### SET PROBLEM
Write the entries out again exactly as they stand, but without the pictures.

[A block of data]

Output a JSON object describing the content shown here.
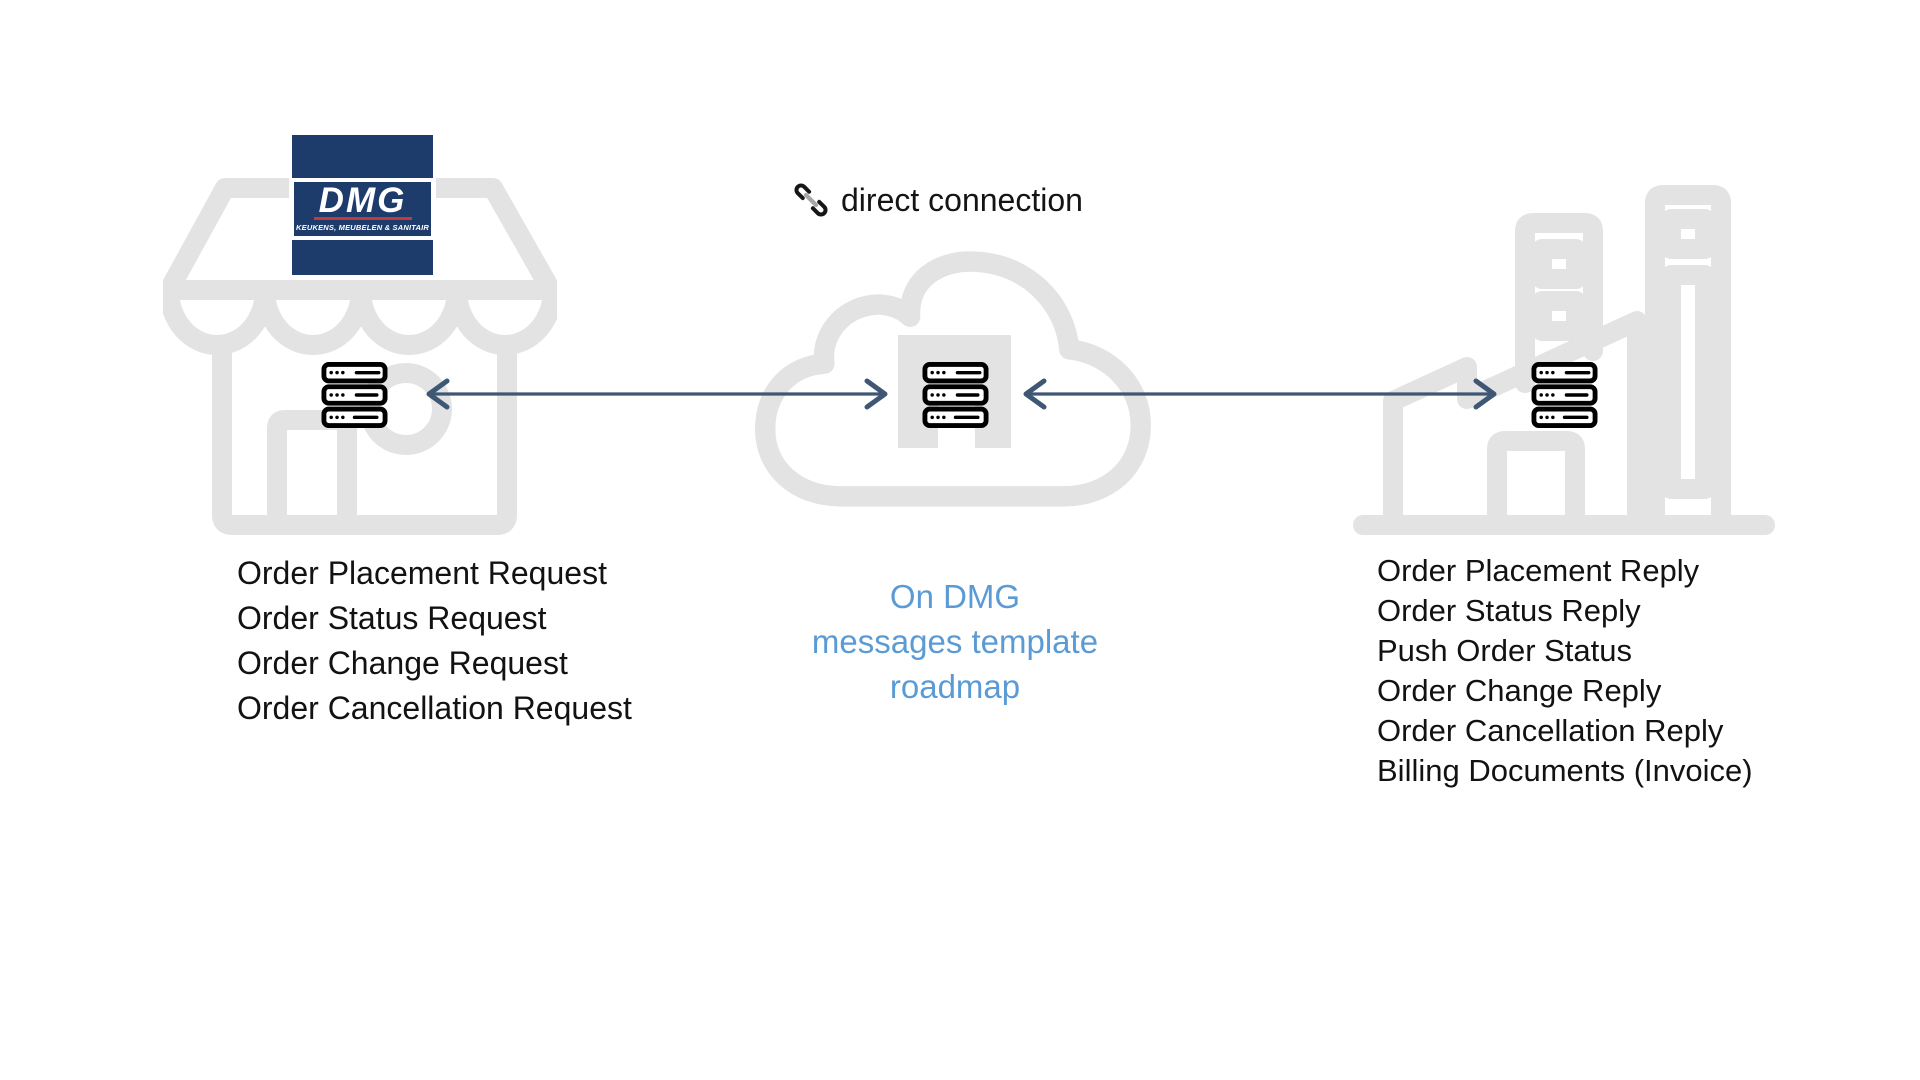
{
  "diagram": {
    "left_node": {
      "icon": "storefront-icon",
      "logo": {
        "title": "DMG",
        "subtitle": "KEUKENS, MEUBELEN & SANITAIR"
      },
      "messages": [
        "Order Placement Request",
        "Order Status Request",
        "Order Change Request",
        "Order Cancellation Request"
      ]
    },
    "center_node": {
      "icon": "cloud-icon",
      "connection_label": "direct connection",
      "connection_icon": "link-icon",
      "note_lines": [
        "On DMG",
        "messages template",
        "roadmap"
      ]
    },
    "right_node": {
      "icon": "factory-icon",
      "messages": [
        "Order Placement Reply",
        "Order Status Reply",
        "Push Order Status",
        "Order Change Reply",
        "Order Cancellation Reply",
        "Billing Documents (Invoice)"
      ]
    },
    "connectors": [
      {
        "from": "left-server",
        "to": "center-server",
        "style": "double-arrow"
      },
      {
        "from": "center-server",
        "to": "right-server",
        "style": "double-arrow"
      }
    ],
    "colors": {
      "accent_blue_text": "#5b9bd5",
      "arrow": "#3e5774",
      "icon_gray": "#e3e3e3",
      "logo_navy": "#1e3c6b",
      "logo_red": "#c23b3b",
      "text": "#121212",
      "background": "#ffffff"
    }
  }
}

### RESULT OF THE TASK
Output a JSON object describing the content shown here.
{
  "diagram": {
    "left_node": {
      "icon": "storefront-icon",
      "logo": {
        "title": "DMG",
        "subtitle": "KEUKENS, MEUBELEN & SANITAIR"
      },
      "messages": [
        "Order Placement Request",
        "Order Status Request",
        "Order Change Request",
        "Order Cancellation Request"
      ]
    },
    "center_node": {
      "icon": "cloud-icon",
      "connection_label": "direct connection",
      "connection_icon": "link-icon",
      "note_lines": [
        "On DMG",
        "messages template",
        "roadmap"
      ]
    },
    "right_node": {
      "icon": "factory-icon",
      "messages": [
        "Order Placement Reply",
        "Order Status Reply",
        "Push Order Status",
        "Order Change Reply",
        "Order Cancellation Reply",
        "Billing Documents (Invoice)"
      ]
    },
    "connectors": [
      {
        "from": "left-server",
        "to": "center-server",
        "style": "double-arrow"
      },
      {
        "from": "center-server",
        "to": "right-server",
        "style": "double-arrow"
      }
    ],
    "colors": {
      "accent_blue_text": "#5b9bd5",
      "arrow": "#3e5774",
      "icon_gray": "#e3e3e3",
      "logo_navy": "#1e3c6b",
      "logo_red": "#c23b3b",
      "text": "#121212",
      "background": "#ffffff"
    }
  }
}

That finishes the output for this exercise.